Text provided >>
Wednesday 4 October 2017

Elementary Questions

Has the modern Indian state, called India, been limited in meeting the "cause" for which it was created? Or has it actually served the "real" cause?

What then is the "cause" ?
Political Map of the Indian Empire, 1893" from Constable's Hand Atlas of India, London: Archibald Constable and Sons, 1893.

I therefore seek answers, and if any one can answer (not with opinion but with facts), I would be extremely thankful.

Have all communities benefited equally in modern and post-colonial Indian?
(A community is a small or large social unit (a group of people) who have something in common, such as norms, religion, values, or identity. Communities often share a sense of place that is situated in a given geographical area (e.g. a country, village, town, or neighborhood) or in virtual space through communication platforms.)

Which human communities have benefited the most and which the least -socio-economically in modern India?

Has any community's development and progress been actually limited due to the creation of the modern Indian State?

Has any community in modern India actually benefited at the cost of backwardness of any other Indian community?

Are there any communities in modern India that have suffered for the sake of prosperity and development of other communities? If yes, then which are those communities?

Which communities in modern India are the poorest and least developed?
Are such deprived and backward communities scattered randomly across modern India or are these domcile to specific regions or states?

Has there been policies that have led to unequal development within modern India? If yes, then why were such policies adopted?

Are there policies that have benefitted only select human communities within India? If yes, then which are these policies and which are the beneficiary communities?

Which are the most poor, underdeveloped and backward regions in modern India? Why are these regions so poor, underdeveloped and backward? Further..are the underdeveloped and backward regions lacking in terms of natural resources?

These regions that are poor, underdeveloped and backward, is it in any way because of the creation of the modern Indian state? Would these (poor, underdeveloped and backward) regions and their domicile communities been better off had they not been a part of the modern Indian state? Conversely, would the the modern Indian state been better off without these (poor, underdeveloped and backward) regions and their domicile communities?

How does the income and wealth distribution pyramid look like in modern India? Is a such a pyramidal distribution of wealth and income uniform in dimension across India, or does it vary from region to region/state to state? If it vaires, then why does it vary?

What are the factors that led to the formation of the modern Indian State - in its present form & shape?

Why post 15 August 1947, the modern Indian state continues to remain based on the colonial administrative structure - the very structure from which freedom was being sought?

Why wasn't the Indian sub-continent, post 15 August 1947 restored to a similar provincial and local administrative structure that was under the Mughals, the one that existed prior to British colonization of India?

Why did the princely states (non-British portion of the Indian sub-continent) integrate with the former British controlled territories to form the modern Indian State?

Have the people of the sub-continent truly benefitted from the creation of the modern Indian state - in its current colonial inspired form and structure?

Between Sikkim, Arunachal Pradesh and Bhutan people from which region(s) are better off in terms of their human development index?

Have many communities within the border of India, since the formation of the modern state of India, for the development of India become second class clitizens in their own native-lands and socio-cultural settings?

Given information >>
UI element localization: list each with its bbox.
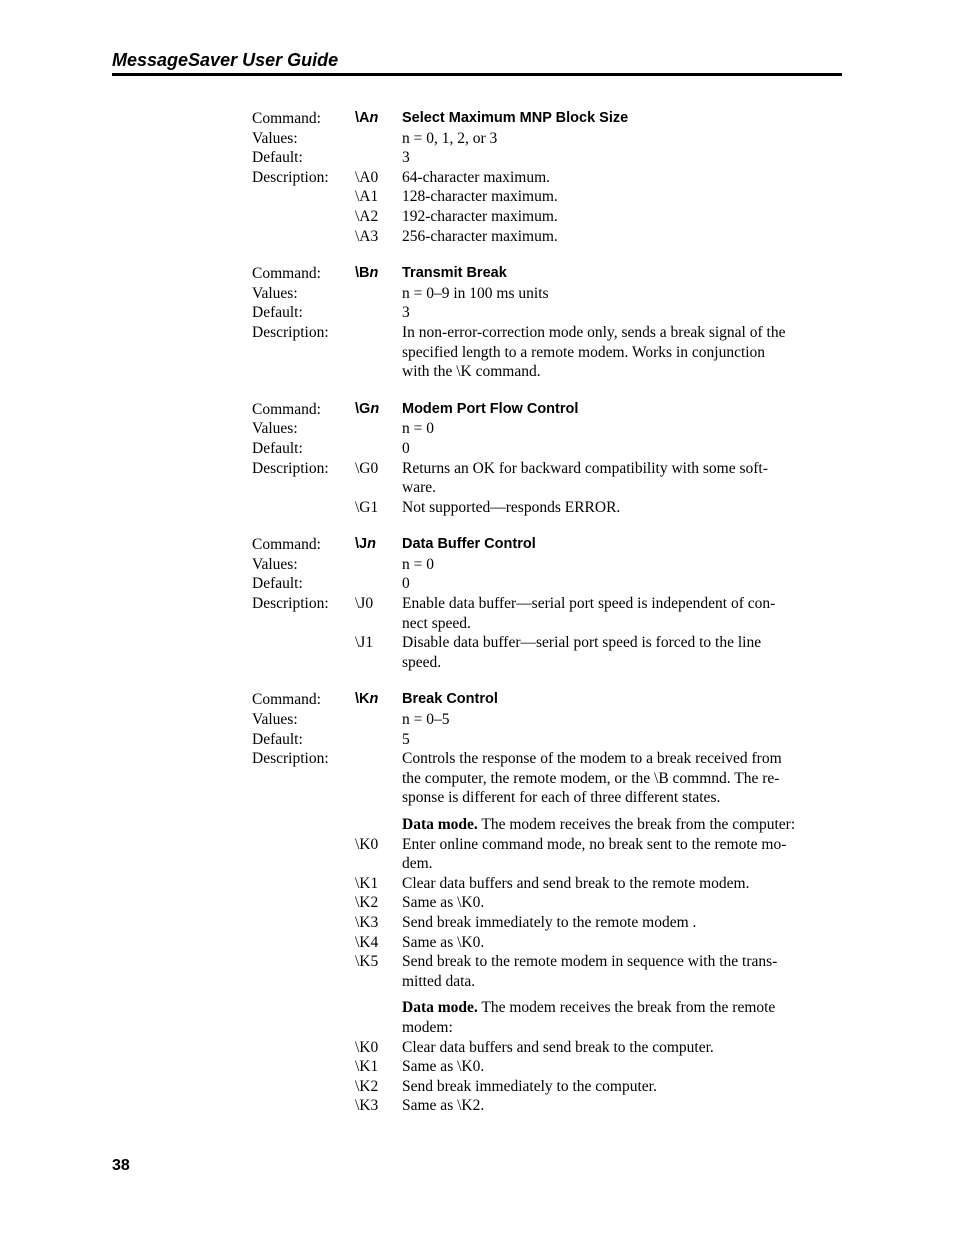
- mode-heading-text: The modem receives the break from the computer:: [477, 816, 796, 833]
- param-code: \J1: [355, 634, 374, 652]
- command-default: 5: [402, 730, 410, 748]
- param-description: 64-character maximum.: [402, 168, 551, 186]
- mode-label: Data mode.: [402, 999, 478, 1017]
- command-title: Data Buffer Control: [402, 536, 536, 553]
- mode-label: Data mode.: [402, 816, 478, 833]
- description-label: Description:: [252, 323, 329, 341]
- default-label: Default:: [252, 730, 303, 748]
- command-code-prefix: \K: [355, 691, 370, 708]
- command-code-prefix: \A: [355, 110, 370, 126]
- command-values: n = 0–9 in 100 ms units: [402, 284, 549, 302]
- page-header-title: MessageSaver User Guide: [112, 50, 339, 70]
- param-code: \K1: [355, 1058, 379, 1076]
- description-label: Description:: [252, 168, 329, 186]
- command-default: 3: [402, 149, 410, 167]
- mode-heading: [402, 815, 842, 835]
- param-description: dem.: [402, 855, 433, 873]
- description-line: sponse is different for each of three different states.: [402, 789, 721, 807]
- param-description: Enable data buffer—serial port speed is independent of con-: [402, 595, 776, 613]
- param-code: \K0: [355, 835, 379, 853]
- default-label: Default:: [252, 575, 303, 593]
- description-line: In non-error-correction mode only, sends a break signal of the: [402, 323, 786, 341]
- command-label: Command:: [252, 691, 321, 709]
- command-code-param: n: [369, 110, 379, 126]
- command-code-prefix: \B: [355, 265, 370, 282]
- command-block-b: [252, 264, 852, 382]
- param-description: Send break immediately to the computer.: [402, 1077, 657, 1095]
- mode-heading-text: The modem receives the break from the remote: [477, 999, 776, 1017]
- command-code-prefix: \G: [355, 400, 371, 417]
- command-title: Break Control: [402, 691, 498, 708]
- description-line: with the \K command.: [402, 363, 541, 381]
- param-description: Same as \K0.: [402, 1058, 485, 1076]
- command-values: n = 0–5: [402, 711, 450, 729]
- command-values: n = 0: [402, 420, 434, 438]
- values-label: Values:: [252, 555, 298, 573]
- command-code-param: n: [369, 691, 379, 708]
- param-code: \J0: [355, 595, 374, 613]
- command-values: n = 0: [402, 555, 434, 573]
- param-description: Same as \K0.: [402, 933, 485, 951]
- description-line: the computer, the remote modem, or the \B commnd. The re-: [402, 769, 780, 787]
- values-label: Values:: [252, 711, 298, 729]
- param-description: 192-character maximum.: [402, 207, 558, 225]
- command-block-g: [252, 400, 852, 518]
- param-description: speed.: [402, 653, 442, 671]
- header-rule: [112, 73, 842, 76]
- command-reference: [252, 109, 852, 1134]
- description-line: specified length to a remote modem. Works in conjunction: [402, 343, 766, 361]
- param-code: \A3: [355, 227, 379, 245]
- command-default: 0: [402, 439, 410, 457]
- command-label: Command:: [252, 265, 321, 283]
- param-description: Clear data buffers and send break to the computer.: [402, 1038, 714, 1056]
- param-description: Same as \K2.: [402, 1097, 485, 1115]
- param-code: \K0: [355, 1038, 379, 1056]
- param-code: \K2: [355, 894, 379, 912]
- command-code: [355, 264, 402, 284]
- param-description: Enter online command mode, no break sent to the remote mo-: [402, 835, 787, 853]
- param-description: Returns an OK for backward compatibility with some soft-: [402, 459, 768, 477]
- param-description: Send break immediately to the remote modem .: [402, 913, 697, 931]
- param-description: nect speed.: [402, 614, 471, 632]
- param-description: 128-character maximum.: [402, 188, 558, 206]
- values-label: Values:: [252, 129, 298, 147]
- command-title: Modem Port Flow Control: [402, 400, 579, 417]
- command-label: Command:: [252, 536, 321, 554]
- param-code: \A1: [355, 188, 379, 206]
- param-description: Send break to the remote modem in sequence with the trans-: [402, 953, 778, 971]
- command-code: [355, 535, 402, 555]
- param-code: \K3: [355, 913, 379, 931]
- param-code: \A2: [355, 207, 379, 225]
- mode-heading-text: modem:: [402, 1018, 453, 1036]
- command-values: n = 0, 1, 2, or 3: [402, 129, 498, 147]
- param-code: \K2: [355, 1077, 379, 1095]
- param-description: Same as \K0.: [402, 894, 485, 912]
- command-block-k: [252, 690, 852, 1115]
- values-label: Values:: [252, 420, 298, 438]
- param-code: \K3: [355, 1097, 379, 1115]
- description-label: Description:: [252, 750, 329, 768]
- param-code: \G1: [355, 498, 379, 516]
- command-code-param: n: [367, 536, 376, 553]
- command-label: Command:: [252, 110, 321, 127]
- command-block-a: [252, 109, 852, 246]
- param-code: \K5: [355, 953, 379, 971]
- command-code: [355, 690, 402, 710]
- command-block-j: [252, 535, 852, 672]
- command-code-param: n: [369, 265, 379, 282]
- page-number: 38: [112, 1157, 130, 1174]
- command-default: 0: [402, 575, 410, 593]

Set exercise A >>
From the post on the modern Indian state, reproduce the passage starting at "Have all communities" and ending at "to the creation of the modern Indian State?".
Set exercise B >>
Carry on the post about the modern Indian state from the point where it stops.

Exercise output A >>
Have all communities benefited equally in modern and post-colonial Indian?
(A community is a small or large social unit (a group of people) who have something in common, such as norms, religion, values, or identity. Communities often share a sense of place that is situated in a given geographical area (e.g. a country, village, town, or neighborhood) or in virtual space through communication platforms.)

Which human communities have benefited the most and which the least -socio-economically in modern India?

Has any community's development and progress been actually limited due to the creation of the modern Indian State?

Exercise output B >>
Wasn't it the British East India Company that took away fertile and multi-cultural agricultural lands under organic farming in the Indian subcontinent and put it produce mmono-cultural cash crops like opium and indigo? Weren't the famine a result of such trade practices?

Wasn't it the British East India company that eventually put together the colonial governance structure (on which would be based the future modern Indian State) so that it was even more convenient for the company to exploit the rich resources of this vast sub-continent? Wasn't it the British who who set up the controversial "British Land Acquisition Act of 1894", which then made it legally & legitimately possible for the Colonial British Indian Government not be bound to provide any compensation to the displaced people except cash compensation?

Nearly nine decades later in 1984, hasn't the modern Indian State (which had inherited and as well as adopted the British Land Acquisition Act of 1894 as its own) modified it suitably with more provisions to displace internal people and their habitat?

Why is there still no federal policy or legal framework to deal with internally displaced people in the modern State of India. In fact, India doesn’t know how many internally displaced people are in the country. The 'Norwegian Refugee Council' puts the figure for 2015 at more than 560,000, while the 'Internal Displacement Monitoring Centre' placed it at least 853,900 people being displaced by violence in India.

Without a law to deal with internally displaced people, don't these unfortunate people end up being the "nowhere" people with no state wanting to accommodate them because they eat into development funds meant for a state's local residents, and thus leaving them vulnerable to exploitation?

Hasn't the structure of the modern Indian State been inspired by the preceding colonial governance structure that was purely to support the mercantile needs of the British East India Company? If that is so then why was such a governance structure not discontinued? And conversely, why wasn't a governance structure not designed that would focus on equal development of all human communities within the Indian State and not on furthering mercantile needs of a chosen few.

So, I come back to where I began - Has the modern south-Asian state, called 'Bhārat Gaṇarājya', failed to serve the "cause" for which it was created? Or has it actually served the "real" cause for which it was created in its present form?

What then is the "cause" ?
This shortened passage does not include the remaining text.